SHORT PROBLEM
Reproduce the data that follows in its entirety, character for character.

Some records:
__________

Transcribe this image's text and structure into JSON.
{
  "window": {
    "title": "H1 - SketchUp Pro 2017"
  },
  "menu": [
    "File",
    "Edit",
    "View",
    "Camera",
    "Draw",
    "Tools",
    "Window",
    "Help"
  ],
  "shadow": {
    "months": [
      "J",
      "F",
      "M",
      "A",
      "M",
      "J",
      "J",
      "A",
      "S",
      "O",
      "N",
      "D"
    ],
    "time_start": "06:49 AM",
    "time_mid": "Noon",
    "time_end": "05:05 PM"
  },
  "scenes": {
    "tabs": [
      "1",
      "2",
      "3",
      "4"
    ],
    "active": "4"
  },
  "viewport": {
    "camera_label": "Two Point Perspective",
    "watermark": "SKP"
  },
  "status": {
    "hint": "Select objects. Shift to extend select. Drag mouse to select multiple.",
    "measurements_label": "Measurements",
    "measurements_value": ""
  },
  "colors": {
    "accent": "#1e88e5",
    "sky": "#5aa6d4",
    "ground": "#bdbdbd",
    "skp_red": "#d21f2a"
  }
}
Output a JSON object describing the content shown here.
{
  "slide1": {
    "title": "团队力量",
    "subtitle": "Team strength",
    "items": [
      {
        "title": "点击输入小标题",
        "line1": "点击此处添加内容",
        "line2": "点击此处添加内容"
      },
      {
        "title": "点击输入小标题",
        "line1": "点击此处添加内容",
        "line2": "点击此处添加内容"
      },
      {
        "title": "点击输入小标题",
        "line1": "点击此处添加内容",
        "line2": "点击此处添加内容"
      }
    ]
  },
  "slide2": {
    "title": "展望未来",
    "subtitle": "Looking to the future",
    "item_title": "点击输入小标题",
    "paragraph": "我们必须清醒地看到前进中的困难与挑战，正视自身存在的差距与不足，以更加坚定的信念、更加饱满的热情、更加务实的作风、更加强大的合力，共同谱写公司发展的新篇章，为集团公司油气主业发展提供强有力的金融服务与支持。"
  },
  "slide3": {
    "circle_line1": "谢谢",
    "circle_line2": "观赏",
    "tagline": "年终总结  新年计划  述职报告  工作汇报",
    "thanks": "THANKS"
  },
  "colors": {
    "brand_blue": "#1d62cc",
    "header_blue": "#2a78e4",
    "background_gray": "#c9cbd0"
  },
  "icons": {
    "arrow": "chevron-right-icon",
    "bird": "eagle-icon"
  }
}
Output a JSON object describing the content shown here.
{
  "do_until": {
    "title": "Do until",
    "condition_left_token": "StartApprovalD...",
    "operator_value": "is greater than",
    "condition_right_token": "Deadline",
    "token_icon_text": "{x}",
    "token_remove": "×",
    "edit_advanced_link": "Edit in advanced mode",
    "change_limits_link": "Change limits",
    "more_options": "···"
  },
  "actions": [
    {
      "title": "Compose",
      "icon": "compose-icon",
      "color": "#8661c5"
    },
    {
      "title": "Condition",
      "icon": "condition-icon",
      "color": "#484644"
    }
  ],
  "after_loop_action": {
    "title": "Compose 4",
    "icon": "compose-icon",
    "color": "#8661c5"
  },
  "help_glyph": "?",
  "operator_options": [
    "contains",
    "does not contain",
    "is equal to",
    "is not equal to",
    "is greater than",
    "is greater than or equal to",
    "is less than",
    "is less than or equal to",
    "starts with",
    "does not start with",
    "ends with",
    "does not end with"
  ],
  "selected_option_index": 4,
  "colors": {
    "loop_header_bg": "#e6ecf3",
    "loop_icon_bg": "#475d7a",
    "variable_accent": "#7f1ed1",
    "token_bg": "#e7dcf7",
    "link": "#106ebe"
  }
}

__________

TASK RESPONSE
Transcribe this image's text and structure into JSON.
{
  "window": {
    "title": "H1 - SketchUp Pro 2017"
  },
  "menu": [
    "File",
    "Edit",
    "View",
    "Camera",
    "Draw",
    "Tools",
    "Window",
    "Help"
  ],
  "shadow": {
    "months": [
      "J",
      "F",
      "M",
      "A",
      "M",
      "J",
      "J",
      "A",
      "S",
      "O",
      "N",
      "D"
    ],
    "time_start": "06:49 AM",
    "time_mid": "Noon",
    "time_end": "05:05 PM"
  },
  "scenes": {
    "tabs": [
      "1",
      "2",
      "3",
      "4"
    ],
    "active": "4"
  },
  "viewport": {
    "camera_label": "Two Point Perspective",
    "watermark": "SKP"
  },
  "status": {
    "hint": "Select objects. Shift to extend select. Drag mouse to select multiple.",
    "measurements_label": "Measurements",
    "measurements_value": ""
  },
  "colors": {
    "accent": "#1e88e5",
    "sky": "#5aa6d4",
    "ground": "#bdbdbd",
    "skp_red": "#d21f2a"
  }
}
Output a JSON object describing the content shown here.
{
  "slide1": {
    "title": "团队力量",
    "subtitle": "Team strength",
    "items": [
      {
        "title": "点击输入小标题",
        "line1": "点击此处添加内容",
        "line2": "点击此处添加内容"
      },
      {
        "title": "点击输入小标题",
        "line1": "点击此处添加内容",
        "line2": "点击此处添加内容"
      },
      {
        "title": "点击输入小标题",
        "line1": "点击此处添加内容",
        "line2": "点击此处添加内容"
      }
    ]
  },
  "slide2": {
    "title": "展望未来",
    "subtitle": "Looking to the future",
    "item_title": "点击输入小标题",
    "paragraph": "我们必须清醒地看到前进中的困难与挑战，正视自身存在的差距与不足，以更加坚定的信念、更加饱满的热情、更加务实的作风、更加强大的合力，共同谱写公司发展的新篇章，为集团公司油气主业发展提供强有力的金融服务与支持。"
  },
  "slide3": {
    "circle_line1": "谢谢",
    "circle_line2": "观赏",
    "tagline": "年终总结  新年计划  述职报告  工作汇报",
    "thanks": "THANKS"
  },
  "colors": {
    "brand_blue": "#1d62cc",
    "header_blue": "#2a78e4",
    "background_gray": "#c9cbd0"
  },
  "icons": {
    "arrow": "chevron-right-icon",
    "bird": "eagle-icon"
  }
}
Output a JSON object describing the content shown here.
{
  "do_until": {
    "title": "Do until",
    "condition_left_token": "StartApprovalD...",
    "operator_value": "is greater than",
    "condition_right_token": "Deadline",
    "token_icon_text": "{x}",
    "token_remove": "×",
    "edit_advanced_link": "Edit in advanced mode",
    "change_limits_link": "Change limits",
    "more_options": "···"
  },
  "actions": [
    {
      "title": "Compose",
      "icon": "compose-icon",
      "color": "#8661c5"
    },
    {
      "title": "Condition",
      "icon": "condition-icon",
      "color": "#484644"
    }
  ],
  "after_loop_action": {
    "title": "Compose 4",
    "icon": "compose-icon",
    "color": "#8661c5"
  },
  "help_glyph": "?",
  "operator_options": [
    "contains",
    "does not contain",
    "is equal to",
    "is not equal to",
    "is greater than",
    "is greater than or equal to",
    "is less than",
    "is less than or equal to",
    "starts with",
    "does not start with",
    "ends with",
    "does not end with"
  ],
  "selected_option_index": 4,
  "colors": {
    "loop_header_bg": "#e6ecf3",
    "loop_icon_bg": "#475d7a",
    "variable_accent": "#7f1ed1",
    "token_bg": "#e7dcf7",
    "link": "#106ebe"
  }
}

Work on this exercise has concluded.